### EXCERPTED TEXT
Parish church of Saints Giacomo and Filippo

by Saveria Masa

Church of the Saints Giacomo and Filippo. Façade.

The ancient church of San Giacomo was originally built by the Capitanei family around the 11th century, probably in the wake of the popular pilgrimages from northern regions along St James Way to Compostela. This church was built on a compulsory passage and halt for those passing along the ‘Cavallera’ road of the Muretto pass. Like numerous churches constructed along the ancient access roads to the Alpine passes, it represents one of the numerous pieces of evidence of the local religiousness, which had developed in the Rhaetian valleys during the late Middle Ages. During the Investiture Conflicts, the Capitanei family handed over the church to Rome, although they kept the right of patronage. In fact, it is mentioned for the first time in 1192 by the Liber censum of the Roman Church, to which the church of Valmalenco paid an annual sum of 12 imperial denarii as a sign of dependency. With the right of patronage, the Capitanei family reserved the right to appoint (and, therefore, to employ) a clergyman to work side by side with the curate in the liturgical services. This right was then assigned to the archpriest of Sondrio by the Countess Capitanei in 1359.

Throughout the 14th century, the church took the double name of the church of the Saints Giacomo and Filippo: Ecclesia in loco de Malenco, sub vocabulo S.S. Jacobi et Philippi.

Following the diffusion of the Protestant reform, which had seen the creation in the village of Chiesa of a politically and socially very influential evangelical community. For several years, the church of the Saints Giacomo and Filippo had to be shared with the protestants. With the Diet of Ilanz in 1557, the government of the Three Leagues had actually forced the communities of the Valtellina to give up their place of worship to the protestants for their religion. Where only one church had existed, the Catholics now had to share it with members of the Reformed Church. The use of the churches in Chiesa and Lanzada, the only communities in Valmalenco where the Reform had spread, was regulated by an important pact signed in 1565, which regulated the use of the two religious buildings in turn between the catholic curates and the reformed ministers. The catholics, who were the vast majority of the population, were not happy about having to take turns to use their own church with the protestants, cparticularly as the latter insisted on the churches having no images or furnishings according to the dictates of the reformed belief.

### WHAT THIS EXERCISE ASKS
1. In the history of the Saints Giacomo and Filippo church, in what year did the Countess Capitanei assign the right of patronage to the archpriest of Sondrio?
2. Go on with the history of the Saints Giacomo and Filippo church, picking up after its final sentence.

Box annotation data
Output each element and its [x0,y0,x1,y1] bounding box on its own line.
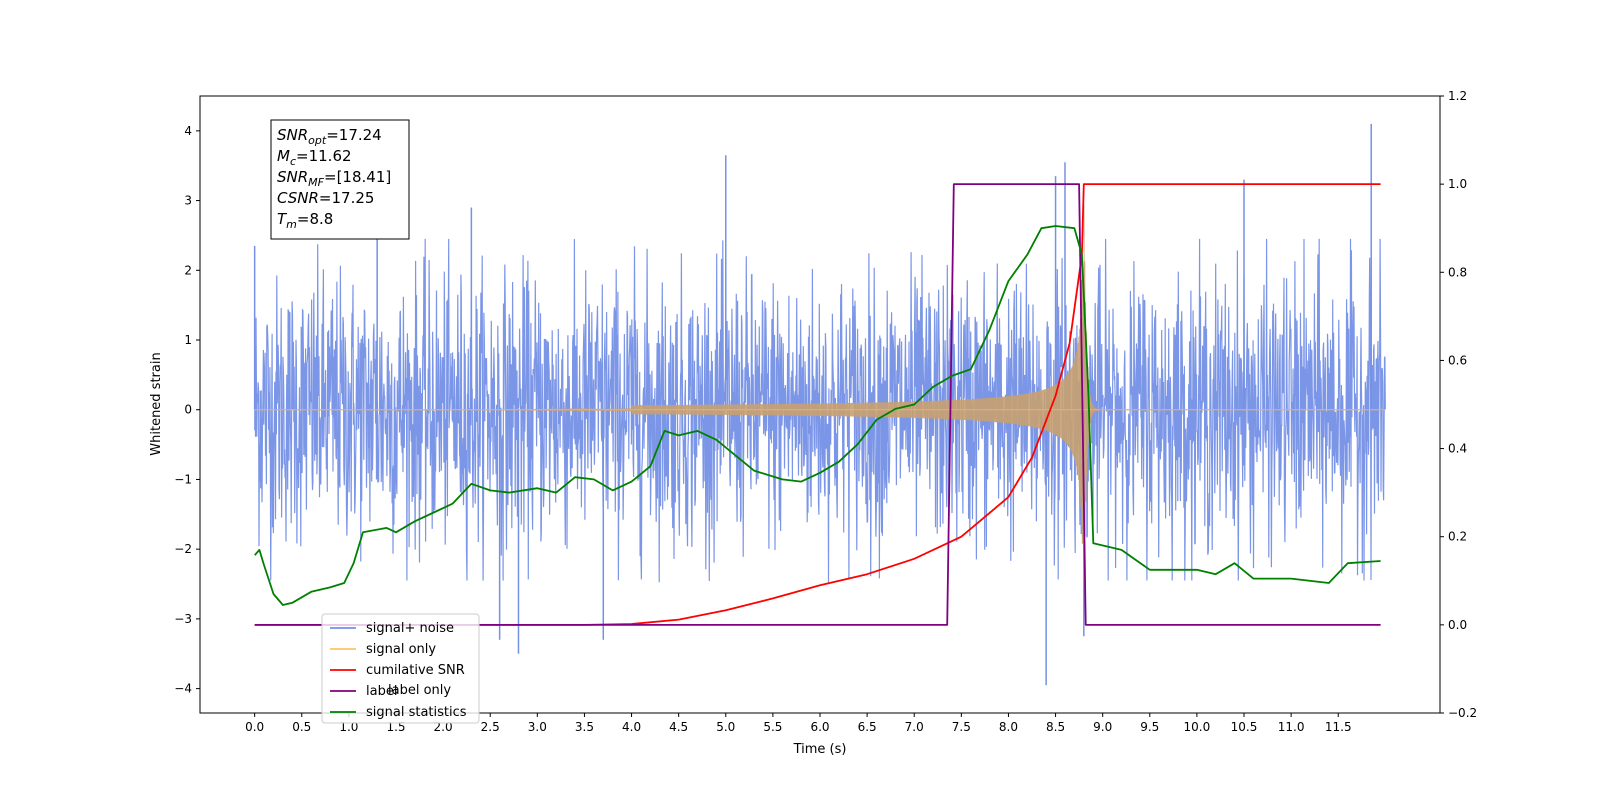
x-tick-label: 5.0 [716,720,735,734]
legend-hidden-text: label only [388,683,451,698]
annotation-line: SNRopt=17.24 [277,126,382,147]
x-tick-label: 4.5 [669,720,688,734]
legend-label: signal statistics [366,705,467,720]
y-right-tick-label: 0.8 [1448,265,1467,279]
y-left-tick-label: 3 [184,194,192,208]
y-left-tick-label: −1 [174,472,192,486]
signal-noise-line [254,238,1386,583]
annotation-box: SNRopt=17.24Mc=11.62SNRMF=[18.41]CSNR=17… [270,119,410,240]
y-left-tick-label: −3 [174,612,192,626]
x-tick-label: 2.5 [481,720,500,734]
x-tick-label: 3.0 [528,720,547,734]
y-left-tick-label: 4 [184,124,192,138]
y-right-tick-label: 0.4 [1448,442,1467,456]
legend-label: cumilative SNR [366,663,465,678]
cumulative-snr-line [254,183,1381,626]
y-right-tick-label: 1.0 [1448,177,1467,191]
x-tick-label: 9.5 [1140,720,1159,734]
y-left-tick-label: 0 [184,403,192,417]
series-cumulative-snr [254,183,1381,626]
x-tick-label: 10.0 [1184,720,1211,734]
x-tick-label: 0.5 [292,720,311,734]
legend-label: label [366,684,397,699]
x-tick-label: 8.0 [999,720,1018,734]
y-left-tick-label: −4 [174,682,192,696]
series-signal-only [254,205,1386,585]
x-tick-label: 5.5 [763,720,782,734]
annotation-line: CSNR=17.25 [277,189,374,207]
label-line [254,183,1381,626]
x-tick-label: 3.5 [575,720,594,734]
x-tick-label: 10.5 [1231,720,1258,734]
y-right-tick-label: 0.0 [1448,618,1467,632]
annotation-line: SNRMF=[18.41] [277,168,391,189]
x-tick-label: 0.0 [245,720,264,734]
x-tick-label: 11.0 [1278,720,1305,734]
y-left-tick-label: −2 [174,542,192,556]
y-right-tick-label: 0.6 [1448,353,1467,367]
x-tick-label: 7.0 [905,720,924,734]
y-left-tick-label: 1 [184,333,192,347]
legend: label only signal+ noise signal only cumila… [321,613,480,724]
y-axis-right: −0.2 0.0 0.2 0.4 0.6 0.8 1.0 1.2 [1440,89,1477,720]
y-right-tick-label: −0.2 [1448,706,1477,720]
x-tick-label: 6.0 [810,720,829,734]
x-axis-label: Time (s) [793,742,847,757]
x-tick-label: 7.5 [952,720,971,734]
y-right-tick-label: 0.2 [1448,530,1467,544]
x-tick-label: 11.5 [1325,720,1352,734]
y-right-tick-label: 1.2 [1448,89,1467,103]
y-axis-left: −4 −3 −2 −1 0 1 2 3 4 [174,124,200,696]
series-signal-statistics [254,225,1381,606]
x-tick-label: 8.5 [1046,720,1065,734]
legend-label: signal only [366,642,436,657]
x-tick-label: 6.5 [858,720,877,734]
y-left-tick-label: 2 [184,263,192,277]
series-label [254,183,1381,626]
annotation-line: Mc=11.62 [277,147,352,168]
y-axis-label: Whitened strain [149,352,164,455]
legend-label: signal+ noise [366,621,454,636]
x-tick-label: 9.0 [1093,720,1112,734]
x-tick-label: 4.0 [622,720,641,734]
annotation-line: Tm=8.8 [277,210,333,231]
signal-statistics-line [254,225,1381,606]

### IN RESPONSE
1. 1359

2.
Church of Saints Giacomo and Filippo. Bell tower.

On top of this difficult situation due to the forced communal life between catholics and protestants came the partial destruction in 1579 of the church of the Saints Giacomo and Filippo, as the result of a landslide which hit the village. The church was in part repaired, but for many years it had to remain in a terrible state of ruin until, in 1644, the new priest, Carlo Rusca, grandson of Nicolò Rusca, had the old building demolished and began the current church, which was consecrated by the Bishop of Como, Ambrogio Torriani, on 13 July 1668.

Although the church is still consecrated, it is only used for religious services a few times each year and remains open to the public during the summer months. From 1972 to 2005 it housed some collections from the Ethnographic Museum of the Valmalenco. Next to the church is the ancient oratory of St. Carlo, founded in the year 1689 for the Confraternity of the Sacred Sacrament and the Christian Doctrine.
The religious festival thus became the festival of the patron saint of the parish and is celebrated on 1 May depending on the calendar.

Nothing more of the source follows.